## EXERCISE
Take the records underneath and set them down exactly.

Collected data
──────────
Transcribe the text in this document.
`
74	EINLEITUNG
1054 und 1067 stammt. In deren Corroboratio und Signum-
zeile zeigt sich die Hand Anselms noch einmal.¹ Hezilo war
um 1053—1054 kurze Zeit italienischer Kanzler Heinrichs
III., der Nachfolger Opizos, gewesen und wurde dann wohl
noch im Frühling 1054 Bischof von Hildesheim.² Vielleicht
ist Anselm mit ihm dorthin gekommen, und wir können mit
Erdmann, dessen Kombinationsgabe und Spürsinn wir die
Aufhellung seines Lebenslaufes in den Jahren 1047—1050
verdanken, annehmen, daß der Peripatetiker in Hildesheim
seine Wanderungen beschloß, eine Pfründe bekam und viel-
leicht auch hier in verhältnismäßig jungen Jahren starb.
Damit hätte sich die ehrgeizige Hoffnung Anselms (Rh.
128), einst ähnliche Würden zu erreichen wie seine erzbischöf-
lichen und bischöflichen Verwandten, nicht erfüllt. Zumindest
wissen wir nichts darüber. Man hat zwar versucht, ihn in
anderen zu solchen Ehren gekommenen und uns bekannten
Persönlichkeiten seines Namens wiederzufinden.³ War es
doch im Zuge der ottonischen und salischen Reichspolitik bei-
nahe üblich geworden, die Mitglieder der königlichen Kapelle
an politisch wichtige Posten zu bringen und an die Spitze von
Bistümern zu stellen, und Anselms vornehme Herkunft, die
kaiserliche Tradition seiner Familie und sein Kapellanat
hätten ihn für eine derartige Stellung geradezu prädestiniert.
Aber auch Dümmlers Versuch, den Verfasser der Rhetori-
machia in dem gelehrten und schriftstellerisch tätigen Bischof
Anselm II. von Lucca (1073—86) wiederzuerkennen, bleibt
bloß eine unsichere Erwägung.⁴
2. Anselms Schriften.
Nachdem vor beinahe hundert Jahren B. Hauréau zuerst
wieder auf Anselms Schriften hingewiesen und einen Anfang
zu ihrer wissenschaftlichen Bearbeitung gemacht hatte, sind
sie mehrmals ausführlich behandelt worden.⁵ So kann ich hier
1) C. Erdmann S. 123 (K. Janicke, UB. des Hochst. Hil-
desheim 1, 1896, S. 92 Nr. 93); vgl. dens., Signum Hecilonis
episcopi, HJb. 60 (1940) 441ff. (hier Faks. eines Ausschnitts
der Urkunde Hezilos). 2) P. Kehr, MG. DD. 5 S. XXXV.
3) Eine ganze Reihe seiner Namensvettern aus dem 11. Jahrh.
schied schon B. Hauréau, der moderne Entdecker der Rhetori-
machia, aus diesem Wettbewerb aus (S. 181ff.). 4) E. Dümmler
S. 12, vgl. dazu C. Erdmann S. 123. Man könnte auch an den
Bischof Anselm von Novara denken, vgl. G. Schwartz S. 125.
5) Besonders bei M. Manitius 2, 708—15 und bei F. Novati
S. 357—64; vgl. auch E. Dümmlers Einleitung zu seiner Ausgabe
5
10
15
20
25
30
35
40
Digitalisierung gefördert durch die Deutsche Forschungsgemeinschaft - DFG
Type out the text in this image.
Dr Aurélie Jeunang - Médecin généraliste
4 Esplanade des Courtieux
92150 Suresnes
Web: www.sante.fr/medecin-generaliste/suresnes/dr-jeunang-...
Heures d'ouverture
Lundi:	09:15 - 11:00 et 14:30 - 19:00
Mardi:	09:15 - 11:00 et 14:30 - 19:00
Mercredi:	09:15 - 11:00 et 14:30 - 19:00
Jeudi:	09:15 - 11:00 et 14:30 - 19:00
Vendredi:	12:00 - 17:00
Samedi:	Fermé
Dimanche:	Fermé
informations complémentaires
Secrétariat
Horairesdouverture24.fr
──────────
## THE OUTPUT
Transcribe the text in this document.
`
74	EINLEITUNG
1054 und 1067 stammt. In deren Corroboratio und Signum-
zeile zeigt sich die Hand Anselms noch einmal.¹ Hezilo war
um 1053—1054 kurze Zeit italienischer Kanzler Heinrichs
III., der Nachfolger Opizos, gewesen und wurde dann wohl
noch im Frühling 1054 Bischof von Hildesheim.² Vielleicht
ist Anselm mit ihm dorthin gekommen, und wir können mit
Erdmann, dessen Kombinationsgabe und Spürsinn wir die
Aufhellung seines Lebenslaufes in den Jahren 1047—1050
verdanken, annehmen, daß der Peripatetiker in Hildesheim
seine Wanderungen beschloß, eine Pfründe bekam und viel-
leicht auch hier in verhältnismäßig jungen Jahren starb.
Damit hätte sich die ehrgeizige Hoffnung Anselms (Rh.
128), einst ähnliche Würden zu erreichen wie seine erzbischöf-
lichen und bischöflichen Verwandten, nicht erfüllt. Zumindest
wissen wir nichts darüber. Man hat zwar versucht, ihn in
anderen zu solchen Ehren gekommenen und uns bekannten
Persönlichkeiten seines Namens wiederzufinden.³ War es
doch im Zuge der ottonischen und salischen Reichspolitik bei-
nahe üblich geworden, die Mitglieder der königlichen Kapelle
an politisch wichtige Posten zu bringen und an die Spitze von
Bistümern zu stellen, und Anselms vornehme Herkunft, die
kaiserliche Tradition seiner Familie und sein Kapellanat
hätten ihn für eine derartige Stellung geradezu prädestiniert.
Aber auch Dümmlers Versuch, den Verfasser der Rhetori-
machia in dem gelehrten und schriftstellerisch tätigen Bischof
Anselm II. von Lucca (1073—86) wiederzuerkennen, bleibt
bloß eine unsichere Erwägung.⁴
2. Anselms Schriften.
Nachdem vor beinahe hundert Jahren B. Hauréau zuerst
wieder auf Anselms Schriften hingewiesen und einen Anfang
zu ihrer wissenschaftlichen Bearbeitung gemacht hatte, sind
sie mehrmals ausführlich behandelt worden.⁵ So kann ich hier
1) C. Erdmann S. 123 (K. Janicke, UB. des Hochst. Hil-
desheim 1, 1896, S. 92 Nr. 93); vgl. dens., Signum Hecilonis
episcopi, HJb. 60 (1940) 441ff. (hier Faks. eines Ausschnitts
der Urkunde Hezilos). 2) P. Kehr, MG. DD. 5 S. XXXV.
3) Eine ganze Reihe seiner Namensvettern aus dem 11. Jahrh.
schied schon B. Hauréau, der moderne Entdecker der Rhetori-
machia, aus diesem Wettbewerb aus (S. 181ff.). 4) E. Dümmler
S. 12, vgl. dazu C. Erdmann S. 123. Man könnte auch an den
Bischof Anselm von Novara denken, vgl. G. Schwartz S. 125.
5) Besonders bei M. Manitius 2, 708—15 und bei F. Novati
S. 357—64; vgl. auch E. Dümmlers Einleitung zu seiner Ausgabe
5
10
15
20
25
30
35
40
Digitalisierung gefördert durch die Deutsche Forschungsgemeinschaft - DFG
Type out the text in this image.
Dr Aurélie Jeunang - Médecin généraliste
4 Esplanade des Courtieux
92150 Suresnes
Web: www.sante.fr/medecin-generaliste/suresnes/dr-jeunang-...
Heures d'ouverture
Lundi:	09:15 - 11:00 et 14:30 - 19:00
Mardi:	09:15 - 11:00 et 14:30 - 19:00
Mercredi:	09:15 - 11:00 et 14:30 - 19:00
Jeudi:	09:15 - 11:00 et 14:30 - 19:00
Vendredi:	12:00 - 17:00
Samedi:	Fermé
Dimanche:	Fermé
informations complémentaires
Secrétariat
Horairesdouverture24.fr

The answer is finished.